* [GOAL OF THE EXERCISE]: Search the records for "name" and copy each line that holds it.

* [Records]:
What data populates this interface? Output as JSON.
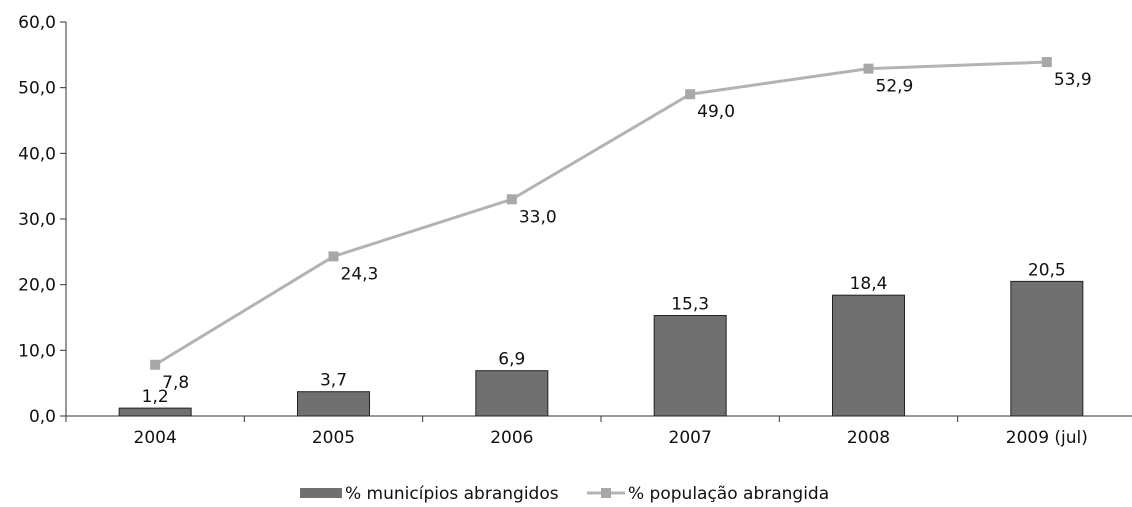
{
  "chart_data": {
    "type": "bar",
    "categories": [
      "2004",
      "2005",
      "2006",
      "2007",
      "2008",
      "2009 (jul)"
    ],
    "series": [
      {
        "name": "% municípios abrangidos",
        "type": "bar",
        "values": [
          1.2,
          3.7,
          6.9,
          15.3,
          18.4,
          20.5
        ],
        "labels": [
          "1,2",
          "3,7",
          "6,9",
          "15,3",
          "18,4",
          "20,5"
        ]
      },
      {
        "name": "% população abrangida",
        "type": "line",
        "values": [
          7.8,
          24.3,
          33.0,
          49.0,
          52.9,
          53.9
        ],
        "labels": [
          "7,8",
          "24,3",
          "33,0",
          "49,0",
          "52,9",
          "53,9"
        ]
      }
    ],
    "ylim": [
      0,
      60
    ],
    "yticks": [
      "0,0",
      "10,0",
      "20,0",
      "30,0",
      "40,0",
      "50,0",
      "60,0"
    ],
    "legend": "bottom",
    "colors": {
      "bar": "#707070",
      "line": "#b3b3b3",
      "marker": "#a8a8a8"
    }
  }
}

* [RESPONSE FOR THIS EXERCISE]:
        "name": "% municípios abrangidos",
        "name": "% população abrangida",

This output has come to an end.